La description des lieux mêle avec adresse invention et réalisme. Si Venise est ainsi bien présente dans "Le Crime de la Divine", avec son déluge d'œuvres d'art, de beautés et de masques à décrypter, c'est dans une rue étroite d'un quartier inventé que se déroule l'une des péripéties inquiétantes de ce roman. Le théâtre Kléber-Méleau, en revanche, existe bel et bien à Lausanne, depuis de nombreuses années, et l'auteur en restitue une image fidèle – si mes souvenirs ne me trahissent pas: j'y suis allé à plusieurs reprises au temps où je préparais mon bac, ce qui date un peu. L'auteur va jusqu'à introduire dans sa narration un personnage qui existe réellement: Vanessa Lopez, médiatrice culturelle et guide au théâtre. Autant d'éléments réels qui confèrent de l'épaisseur à la représentation de ce lieu dans le roman et permettent au lecteur de s'y croire.

EXTRAIT DE DONNÉES:
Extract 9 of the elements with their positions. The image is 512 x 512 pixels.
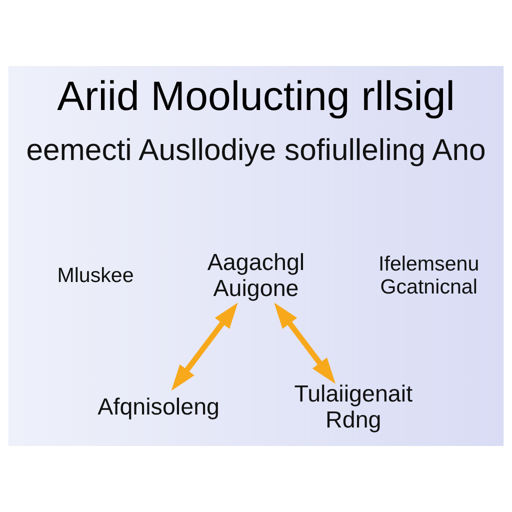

CONSIGNES DE TRAVAIL:
(a) D'après le texte sur le roman « Le Crime de la Divine », dans quelle ville se trouve le théâtre Kléber-Méleau ?
(b) Relevez tous les lieux réels nommés dans le texte sur le roman « Le Crime de la Divine ».

RÉPONSES PAR TÂCHE:
(a) À Lausanne.

(b)
- Venise
- le théâtre Kléber-Méleau
- Lausanne